Inversiones Frieira SL and Another v Colyzeo Investors II LP and Another
Jurisdiction | England & Wales |
Judge | Mr Justice Norris |
Judgment Date | 29 May 2012 |
Neutral Citation | [2012] EWHC 1450 (Ch) |
Court | Chancery Division |
Docket Number | Case No: HC10C02611 |
Date | 29 May 2012 |
[2012] EWHC 1450 (Ch)
Mr Justice Norris
Case No: HC10C02611
IN THE HIGH COURT OF JUSTICE CHANCERY DIVISION
Royal Courts of Justice
The Rolls Building
Fetter Lane
Strand, London, EC4A 1NL
Peter De Verneuil Smith (instructed by SC Andrew LLP) for the Claimants
Andrew Hunter (instructed by Clifford Chance LLP) for the Defendants
Hearing dates: 12 & 13 January 2012
The issue in the action is: to what documents can a general partner be ordered to provide access to limited partners in order that they may understand the business in which they have invested?
In my first judgment [2011] EWHC 1762 I sought to give an answer in principle to that question, rather than to specify individual documents amongst the many claimed in each of the 60 categories which Inversiones sought in the Schedule attached to the Part 8 Claim Form. I invited the parties to apply those principles, reach agreement on the documents to be produced, and to restore the case for the resolution of any remaining disputes. Regrettably this has led the parties into poring over the first judgment as if it was a statute.
The restored hearing took place on the 12 and 13 January 2012. No agreement had been reached at all.
In my first judgment I endeavoured to set out (in paragraph 23) what principles underpinned the right of a partner to inspect "the books of the partnership" and to describe the general nature of those "books". But I pointed out (in paragraph 23 (k)) that what would be required would vary from case to case depending on the nature of the partnership business and its mode of conduct and the terms of the partnership agreement (and any associated arrangements) read in the light of current business practice: the test being essentially a functional one. I took the view that, in general, if it would be necessary or advantageous for the general partner or its delegate to rely on a document to establish rights as against a third party or to determine rights as between the members of the partnership themselves, then the document should be available for inspection by the limited partners. Further, if it was a document for which the partners had themselves paid then that might also be taken to be a document which related to the affairs of the partnership (because otherwise it could not properly have been charged directly to the account of the partners).

Data excerpts:
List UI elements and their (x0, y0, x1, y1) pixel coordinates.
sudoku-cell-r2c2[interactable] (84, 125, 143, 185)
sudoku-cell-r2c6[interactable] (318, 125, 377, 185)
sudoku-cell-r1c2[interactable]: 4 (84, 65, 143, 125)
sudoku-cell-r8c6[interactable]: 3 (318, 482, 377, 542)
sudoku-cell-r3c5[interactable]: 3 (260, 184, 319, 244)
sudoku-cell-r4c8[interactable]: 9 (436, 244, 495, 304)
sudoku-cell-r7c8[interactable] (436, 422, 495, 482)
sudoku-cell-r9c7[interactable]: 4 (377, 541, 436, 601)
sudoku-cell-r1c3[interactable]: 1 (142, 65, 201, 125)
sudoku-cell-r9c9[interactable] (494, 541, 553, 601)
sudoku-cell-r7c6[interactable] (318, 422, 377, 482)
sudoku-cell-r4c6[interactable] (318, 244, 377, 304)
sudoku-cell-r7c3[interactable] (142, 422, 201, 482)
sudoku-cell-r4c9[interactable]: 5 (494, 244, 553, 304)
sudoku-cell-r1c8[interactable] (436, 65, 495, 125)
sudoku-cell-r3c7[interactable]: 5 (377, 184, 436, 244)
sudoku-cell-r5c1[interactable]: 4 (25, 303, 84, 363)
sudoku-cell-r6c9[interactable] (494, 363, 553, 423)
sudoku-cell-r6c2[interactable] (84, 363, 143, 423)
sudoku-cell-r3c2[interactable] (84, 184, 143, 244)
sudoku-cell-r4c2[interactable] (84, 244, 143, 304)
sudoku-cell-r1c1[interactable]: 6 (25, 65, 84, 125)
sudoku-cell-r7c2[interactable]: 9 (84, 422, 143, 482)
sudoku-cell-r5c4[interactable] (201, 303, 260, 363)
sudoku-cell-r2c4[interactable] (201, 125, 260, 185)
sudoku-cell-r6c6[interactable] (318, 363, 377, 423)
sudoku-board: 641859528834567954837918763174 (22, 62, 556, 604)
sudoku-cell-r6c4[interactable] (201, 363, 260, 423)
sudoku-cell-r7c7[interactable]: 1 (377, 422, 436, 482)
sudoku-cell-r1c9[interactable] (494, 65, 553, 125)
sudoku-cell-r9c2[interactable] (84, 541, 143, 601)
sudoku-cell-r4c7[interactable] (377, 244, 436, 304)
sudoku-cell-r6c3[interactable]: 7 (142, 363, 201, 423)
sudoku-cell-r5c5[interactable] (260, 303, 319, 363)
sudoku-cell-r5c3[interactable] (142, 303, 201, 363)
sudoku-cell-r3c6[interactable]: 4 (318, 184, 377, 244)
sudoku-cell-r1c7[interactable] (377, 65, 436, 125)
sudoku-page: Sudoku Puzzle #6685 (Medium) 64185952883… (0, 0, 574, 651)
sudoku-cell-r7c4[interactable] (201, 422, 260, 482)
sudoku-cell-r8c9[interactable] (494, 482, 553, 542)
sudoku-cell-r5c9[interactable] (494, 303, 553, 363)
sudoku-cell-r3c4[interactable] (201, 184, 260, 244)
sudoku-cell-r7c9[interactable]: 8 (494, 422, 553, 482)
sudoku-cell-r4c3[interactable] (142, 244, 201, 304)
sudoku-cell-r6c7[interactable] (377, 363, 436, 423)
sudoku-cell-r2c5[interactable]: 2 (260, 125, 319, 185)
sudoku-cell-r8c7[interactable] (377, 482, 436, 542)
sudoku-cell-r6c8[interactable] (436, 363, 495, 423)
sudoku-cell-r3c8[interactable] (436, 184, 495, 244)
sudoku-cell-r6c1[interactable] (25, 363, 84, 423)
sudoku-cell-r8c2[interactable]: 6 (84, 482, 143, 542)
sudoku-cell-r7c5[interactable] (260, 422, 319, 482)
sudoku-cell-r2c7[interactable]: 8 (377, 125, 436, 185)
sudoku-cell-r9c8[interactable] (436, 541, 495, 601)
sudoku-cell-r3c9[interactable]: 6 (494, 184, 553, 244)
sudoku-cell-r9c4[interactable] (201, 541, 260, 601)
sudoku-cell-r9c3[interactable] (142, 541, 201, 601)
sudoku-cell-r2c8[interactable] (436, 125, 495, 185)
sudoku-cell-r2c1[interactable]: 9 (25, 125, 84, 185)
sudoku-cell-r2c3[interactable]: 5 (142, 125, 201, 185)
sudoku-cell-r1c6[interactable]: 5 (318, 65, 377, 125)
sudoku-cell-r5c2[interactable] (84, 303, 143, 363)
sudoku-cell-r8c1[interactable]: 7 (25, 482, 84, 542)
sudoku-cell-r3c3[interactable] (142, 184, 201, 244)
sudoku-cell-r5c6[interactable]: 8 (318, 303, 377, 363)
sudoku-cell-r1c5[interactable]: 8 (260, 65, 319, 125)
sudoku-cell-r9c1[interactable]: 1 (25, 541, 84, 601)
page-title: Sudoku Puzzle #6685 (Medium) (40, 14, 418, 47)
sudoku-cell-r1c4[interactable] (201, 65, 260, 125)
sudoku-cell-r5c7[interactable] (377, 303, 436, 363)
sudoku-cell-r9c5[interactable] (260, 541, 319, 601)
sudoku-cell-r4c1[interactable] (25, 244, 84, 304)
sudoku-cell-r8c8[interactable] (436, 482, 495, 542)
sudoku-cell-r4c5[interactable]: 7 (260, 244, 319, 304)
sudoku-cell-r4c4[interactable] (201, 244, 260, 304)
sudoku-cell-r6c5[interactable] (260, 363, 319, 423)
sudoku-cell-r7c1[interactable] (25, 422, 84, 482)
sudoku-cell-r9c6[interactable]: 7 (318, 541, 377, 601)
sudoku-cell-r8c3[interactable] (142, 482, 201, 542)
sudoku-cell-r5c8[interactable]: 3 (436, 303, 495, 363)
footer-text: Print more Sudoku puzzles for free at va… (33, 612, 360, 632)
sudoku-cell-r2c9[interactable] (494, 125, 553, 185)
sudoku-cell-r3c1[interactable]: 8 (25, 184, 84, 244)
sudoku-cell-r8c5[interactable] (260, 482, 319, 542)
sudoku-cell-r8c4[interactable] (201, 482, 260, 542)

Given exercise: From the judgment, extract the passage between "In my first judgment [2011]" and "reached at all.", inclusive. These records have no connection to the judgment text.

Full output:
In my first judgment [2011] EWHC 1762 I sought to give an answer in principle to that question, rather than to specify individual documents amongst the many claimed in each of the 60 categories which Inversiones sought in the Schedule attached to the Part 8 Claim Form. I invited the parties to apply those principles, reach agreement on the documents to be produced, and to restore the case for the resolution of any remaining disputes. Regrettably this has led the parties into poring over the first judgment as if it was a statute.
The restored hearing took place on the 12 and 13 January 2012. No agreement had been reached at all.